(begin)
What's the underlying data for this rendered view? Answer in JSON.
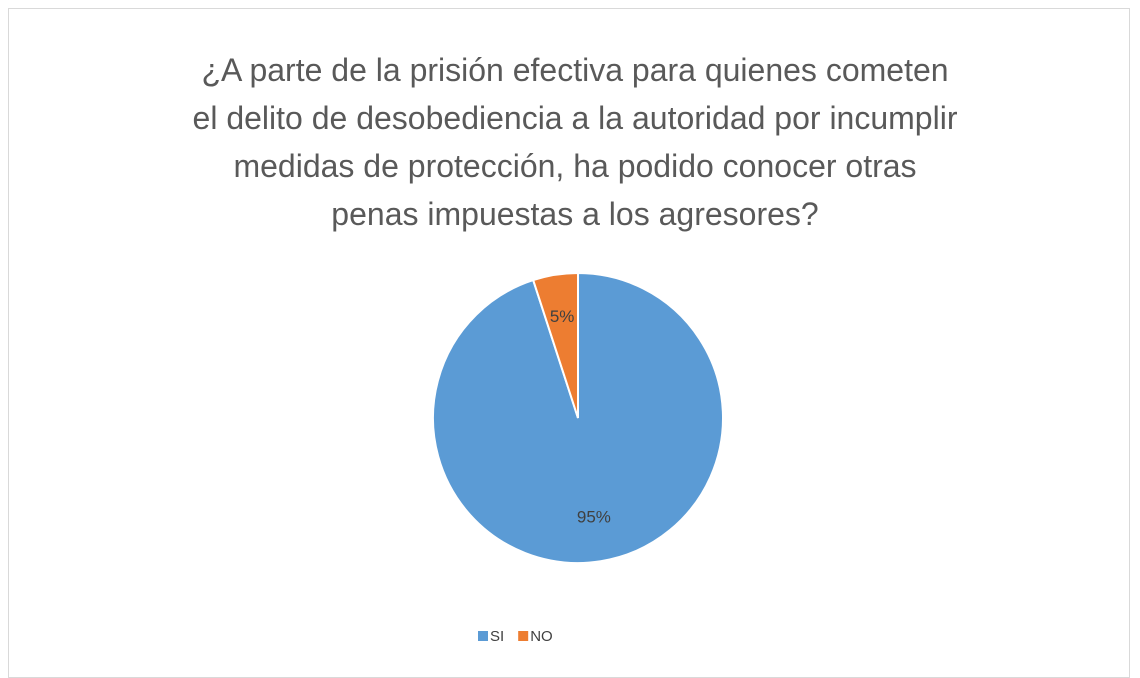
{
  "chart_data": {
    "type": "pie",
    "title": "¿A parte de la prisión efectiva para quienes cometen el delito de desobediencia a la autoridad por incumplir medidas de protección, ha podido conocer otras penas impuestas a los agresores?",
    "categories": [
      "SI",
      "NO"
    ],
    "values": [
      95,
      5
    ],
    "value_labels": [
      "95%",
      "5%"
    ],
    "colors": [
      "#5b9bd5",
      "#ed7d31"
    ],
    "legend": "bottom"
  }
}
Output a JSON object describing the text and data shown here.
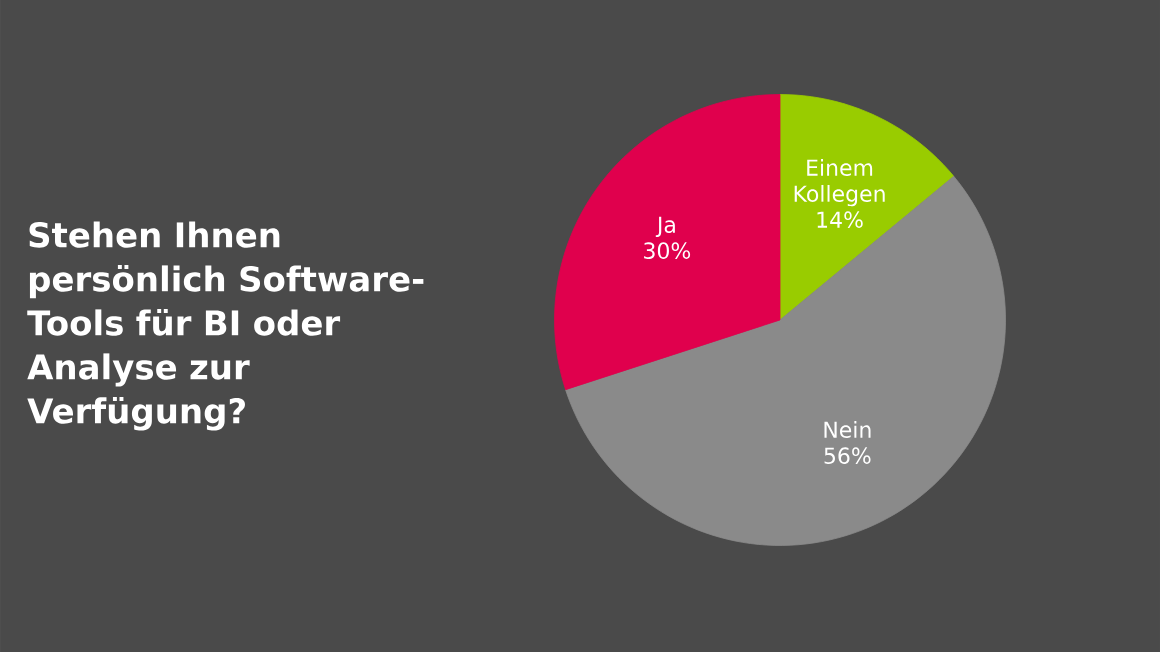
{
  "chart_data": {
    "type": "pie",
    "title": "Stehen Ihnen persönlich Software-Tools für BI oder Analyse zur Verfügung?",
    "categories": [
      "Einem Kollegen",
      "Nein",
      "Ja"
    ],
    "values": [
      14,
      56,
      30
    ],
    "value_labels": [
      "14%",
      "56%",
      "30%"
    ],
    "colors": [
      "#99cc00",
      "#8a8a8a",
      "#e0004d"
    ]
  }
}
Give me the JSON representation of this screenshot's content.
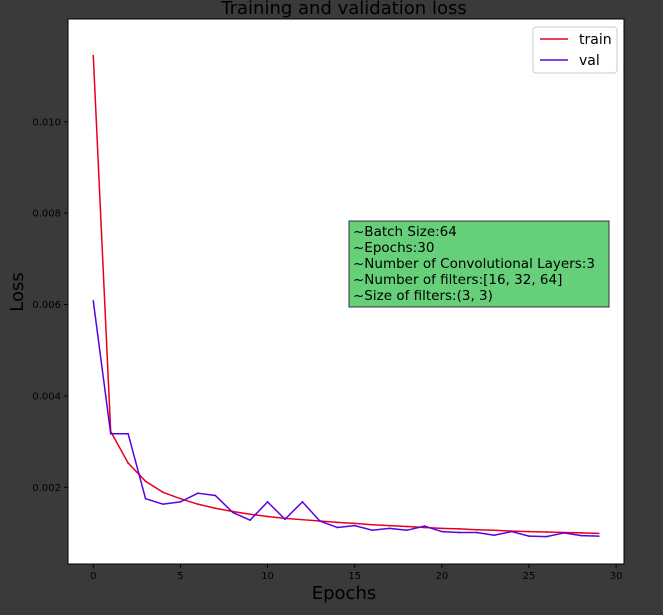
{
  "chart_data": {
    "type": "line",
    "title": "Training and validation loss",
    "xlabel": "Epochs",
    "ylabel": "Loss",
    "xlim": [
      -1.45,
      30.45
    ],
    "ylim": [
      0.00032,
      0.01225
    ],
    "x_ticks": [
      0,
      5,
      10,
      15,
      20,
      25,
      30
    ],
    "y_ticks": [
      0.002,
      0.004,
      0.006,
      0.008,
      0.01
    ],
    "x_tick_labels": [
      "0",
      "5",
      "10",
      "15",
      "20",
      "25",
      "30"
    ],
    "y_tick_labels": [
      "0.002",
      "0.004",
      "0.006",
      "0.008",
      "0.010"
    ],
    "grid": false,
    "legend_position": "top-right",
    "x": [
      0,
      1,
      2,
      3,
      4,
      5,
      6,
      7,
      8,
      9,
      10,
      11,
      12,
      13,
      14,
      15,
      16,
      17,
      18,
      19,
      20,
      21,
      22,
      23,
      24,
      25,
      26,
      27,
      28,
      29
    ],
    "series": [
      {
        "name": "train",
        "color": "#e8001c",
        "values": [
          0.01145,
          0.00322,
          0.00253,
          0.00213,
          0.00189,
          0.00175,
          0.00163,
          0.00154,
          0.00147,
          0.00141,
          0.00136,
          0.00132,
          0.00129,
          0.00126,
          0.00123,
          0.00121,
          0.00118,
          0.00116,
          0.00114,
          0.00112,
          0.0011,
          0.00109,
          0.00107,
          0.00106,
          0.00104,
          0.00103,
          0.00102,
          0.00101,
          0.001,
          0.00099
        ]
      },
      {
        "name": "val",
        "color": "#5b00e6",
        "values": [
          0.00608,
          0.00317,
          0.00317,
          0.00175,
          0.00163,
          0.00168,
          0.00187,
          0.00182,
          0.00145,
          0.00128,
          0.00168,
          0.0013,
          0.00168,
          0.00126,
          0.00112,
          0.00116,
          0.00106,
          0.0011,
          0.00106,
          0.00115,
          0.00103,
          0.00101,
          0.00101,
          0.00095,
          0.00103,
          0.00093,
          0.00092,
          0.001,
          0.00094,
          0.00093
        ]
      }
    ],
    "annotation": {
      "lines": [
        "~Batch Size:64",
        "~Epochs:30",
        "~Number of Convolutional Layers:3",
        "~Number of filters:[16, 32, 64]",
        "~Size of filters:(3, 3)"
      ],
      "background": "#66cf7a"
    }
  }
}
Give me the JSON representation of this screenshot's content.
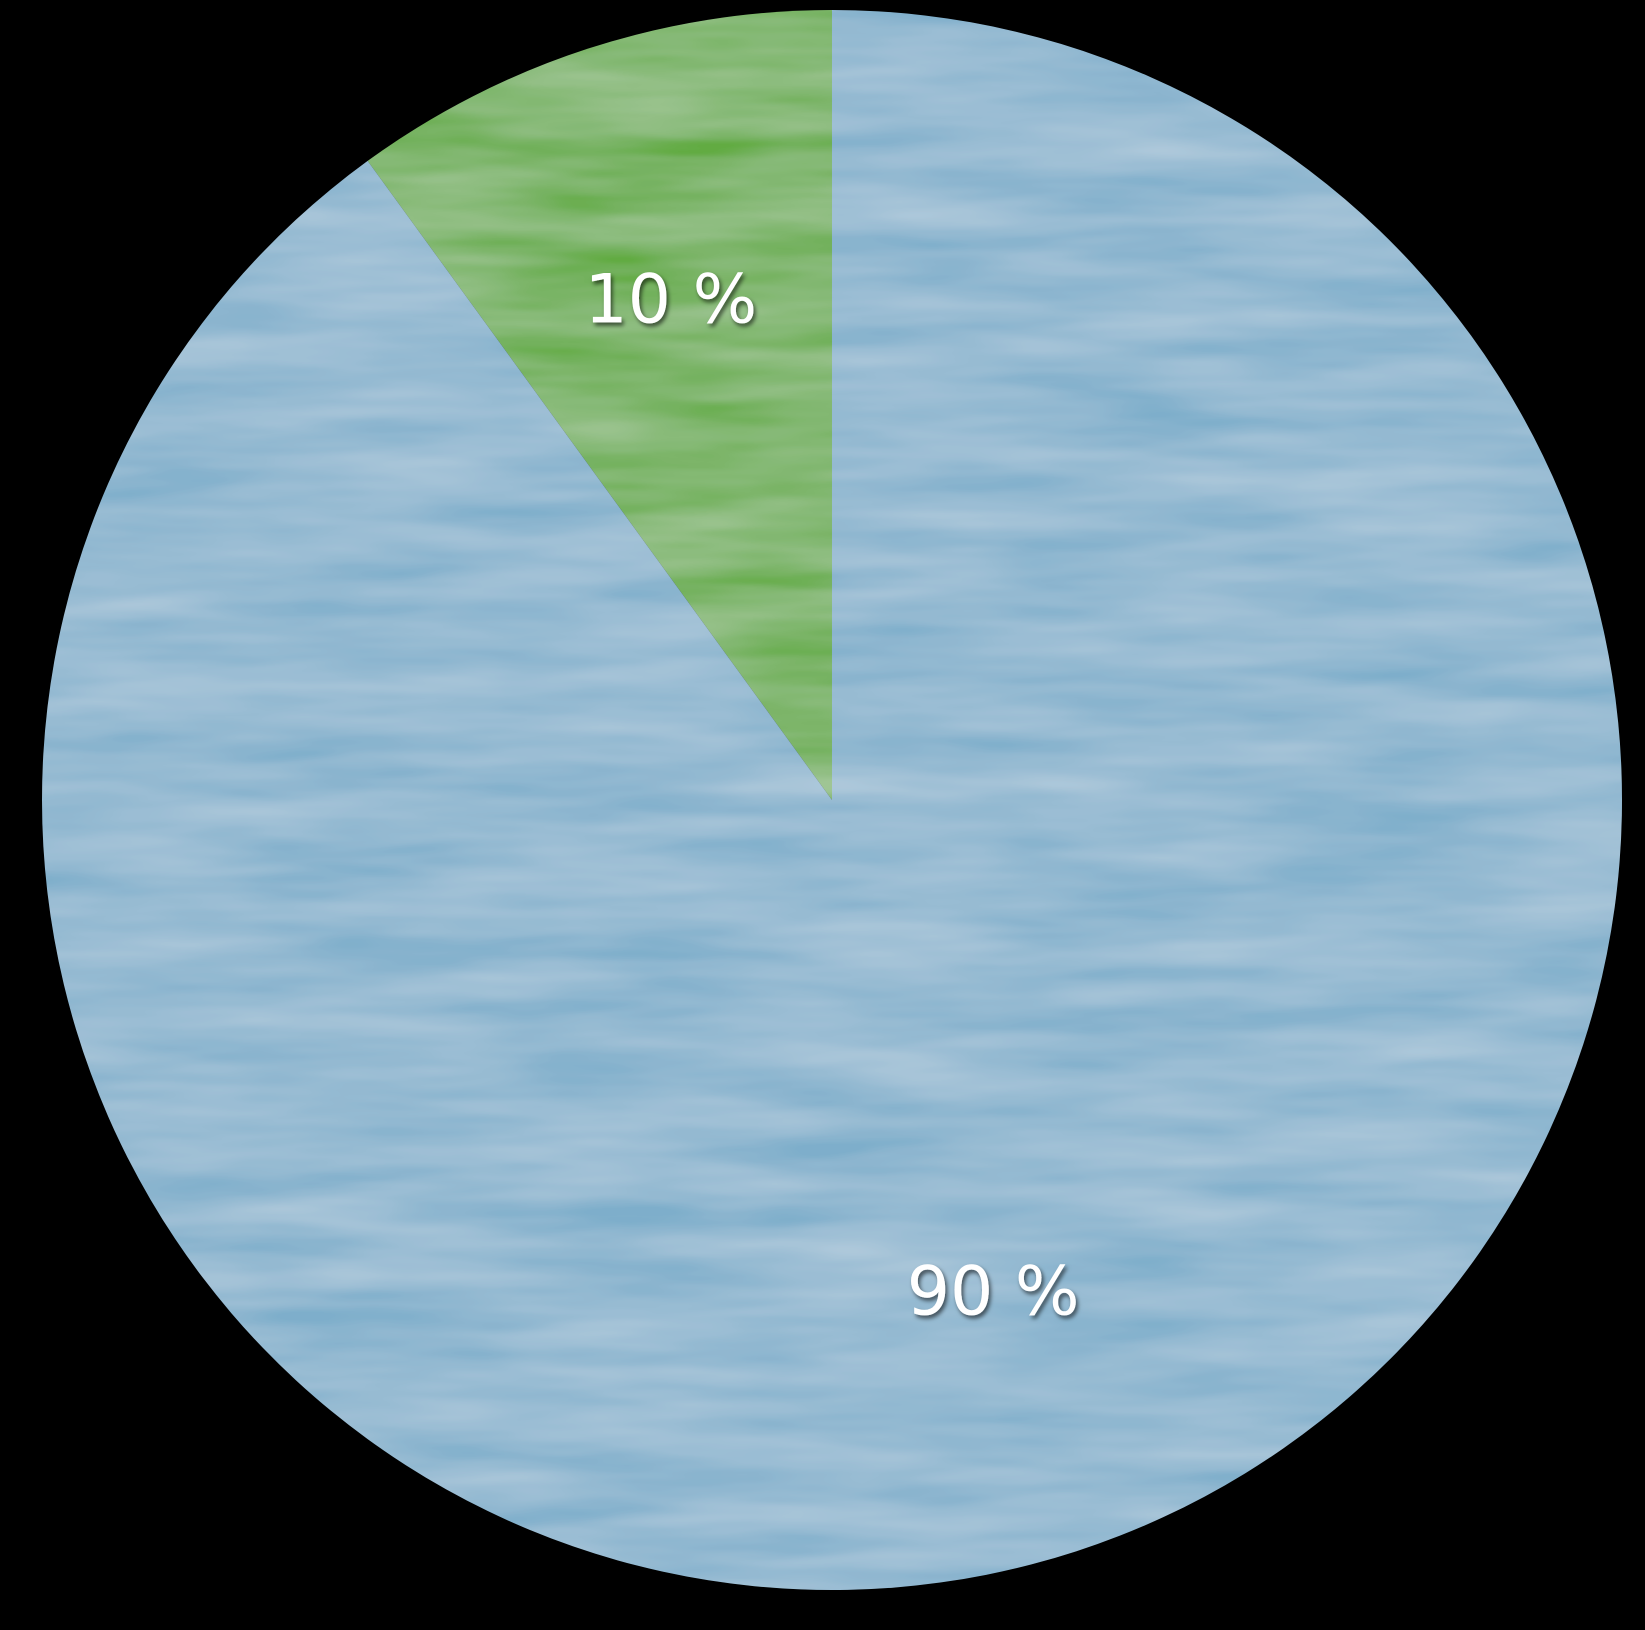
{
  "chart_data": {
    "type": "pie",
    "values": [
      10,
      90
    ],
    "value_labels": [
      "10 %",
      "90 %"
    ],
    "colors": [
      "#62ab42",
      "#7eaecb"
    ],
    "start_angle": 0,
    "direction": "counterclockwise"
  }
}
(end)
== To be done ==
Take each line of the material that contains the word "Number" and list it.

== Problem solution ==
        "~Number of Convolutional Layers:3",
        "~Number of filters:[16, 32, 64]",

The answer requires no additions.